Dataset records:
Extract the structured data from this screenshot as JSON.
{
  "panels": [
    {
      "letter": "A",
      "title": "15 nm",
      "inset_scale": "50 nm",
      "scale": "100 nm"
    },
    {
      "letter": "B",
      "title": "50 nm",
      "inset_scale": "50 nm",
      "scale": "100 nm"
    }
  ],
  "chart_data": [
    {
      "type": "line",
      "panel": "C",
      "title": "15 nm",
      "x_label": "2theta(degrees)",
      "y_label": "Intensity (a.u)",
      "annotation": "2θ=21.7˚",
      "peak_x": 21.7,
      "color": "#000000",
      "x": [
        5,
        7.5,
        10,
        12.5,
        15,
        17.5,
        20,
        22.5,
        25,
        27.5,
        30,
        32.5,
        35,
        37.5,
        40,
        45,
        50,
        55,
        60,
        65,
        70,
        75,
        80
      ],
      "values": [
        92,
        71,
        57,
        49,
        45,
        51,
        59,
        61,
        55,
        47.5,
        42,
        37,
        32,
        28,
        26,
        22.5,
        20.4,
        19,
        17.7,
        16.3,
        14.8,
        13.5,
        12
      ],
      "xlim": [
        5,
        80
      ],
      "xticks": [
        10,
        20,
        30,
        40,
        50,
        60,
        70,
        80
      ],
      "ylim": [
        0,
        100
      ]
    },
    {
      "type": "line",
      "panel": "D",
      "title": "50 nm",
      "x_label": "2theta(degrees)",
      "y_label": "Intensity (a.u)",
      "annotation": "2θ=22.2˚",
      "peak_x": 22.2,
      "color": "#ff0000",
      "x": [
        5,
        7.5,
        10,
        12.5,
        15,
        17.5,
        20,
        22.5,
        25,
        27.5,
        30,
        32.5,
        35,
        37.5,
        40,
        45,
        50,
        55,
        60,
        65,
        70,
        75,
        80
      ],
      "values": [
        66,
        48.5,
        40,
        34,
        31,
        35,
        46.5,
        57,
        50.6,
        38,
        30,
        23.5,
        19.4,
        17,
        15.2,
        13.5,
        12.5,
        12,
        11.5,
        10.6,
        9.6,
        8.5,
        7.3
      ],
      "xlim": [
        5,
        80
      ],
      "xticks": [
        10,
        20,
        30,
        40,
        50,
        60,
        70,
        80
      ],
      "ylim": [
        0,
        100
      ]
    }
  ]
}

Set exercise:
Output an exact copy of each record.

Result:
Extract the structured data from this screenshot as JSON.
{
  "panels": [
    {
      "letter": "A",
      "title": "15 nm",
      "inset_scale": "50 nm",
      "scale": "100 nm"
    },
    {
      "letter": "B",
      "title": "50 nm",
      "inset_scale": "50 nm",
      "scale": "100 nm"
    }
  ],
  "chart_data": [
    {
      "type": "line",
      "panel": "C",
      "title": "15 nm",
      "x_label": "2theta(degrees)",
      "y_label": "Intensity (a.u)",
      "annotation": "2θ=21.7˚",
      "peak_x": 21.7,
      "color": "#000000",
      "x": [
        5,
        7.5,
        10,
        12.5,
        15,
        17.5,
        20,
        22.5,
        25,
        27.5,
        30,
        32.5,
        35,
        37.5,
        40,
        45,
        50,
        55,
        60,
        65,
        70,
        75,
        80
      ],
      "values": [
        92,
        71,
        57,
        49,
        45,
        51,
        59,
        61,
        55,
        47.5,
        42,
        37,
        32,
        28,
        26,
        22.5,
        20.4,
        19,
        17.7,
        16.3,
        14.8,
        13.5,
        12
      ],
      "xlim": [
        5,
        80
      ],
      "xticks": [
        10,
        20,
        30,
        40,
        50,
        60,
        70,
        80
      ],
      "ylim": [
        0,
        100
      ]
    },
    {
      "type": "line",
      "panel": "D",
      "title": "50 nm",
      "x_label": "2theta(degrees)",
      "y_label": "Intensity (a.u)",
      "annotation": "2θ=22.2˚",
      "peak_x": 22.2,
      "color": "#ff0000",
      "x": [
        5,
        7.5,
        10,
        12.5,
        15,
        17.5,
        20,
        22.5,
        25,
        27.5,
        30,
        32.5,
        35,
        37.5,
        40,
        45,
        50,
        55,
        60,
        65,
        70,
        75,
        80
      ],
      "values": [
        66,
        48.5,
        40,
        34,
        31,
        35,
        46.5,
        57,
        50.6,
        38,
        30,
        23.5,
        19.4,
        17,
        15.2,
        13.5,
        12.5,
        12,
        11.5,
        10.6,
        9.6,
        8.5,
        7.3
      ],
      "xlim": [
        5,
        80
      ],
      "xticks": [
        10,
        20,
        30,
        40,
        50,
        60,
        70,
        80
      ],
      "ylim": [
        0,
        100
      ]
    }
  ]
}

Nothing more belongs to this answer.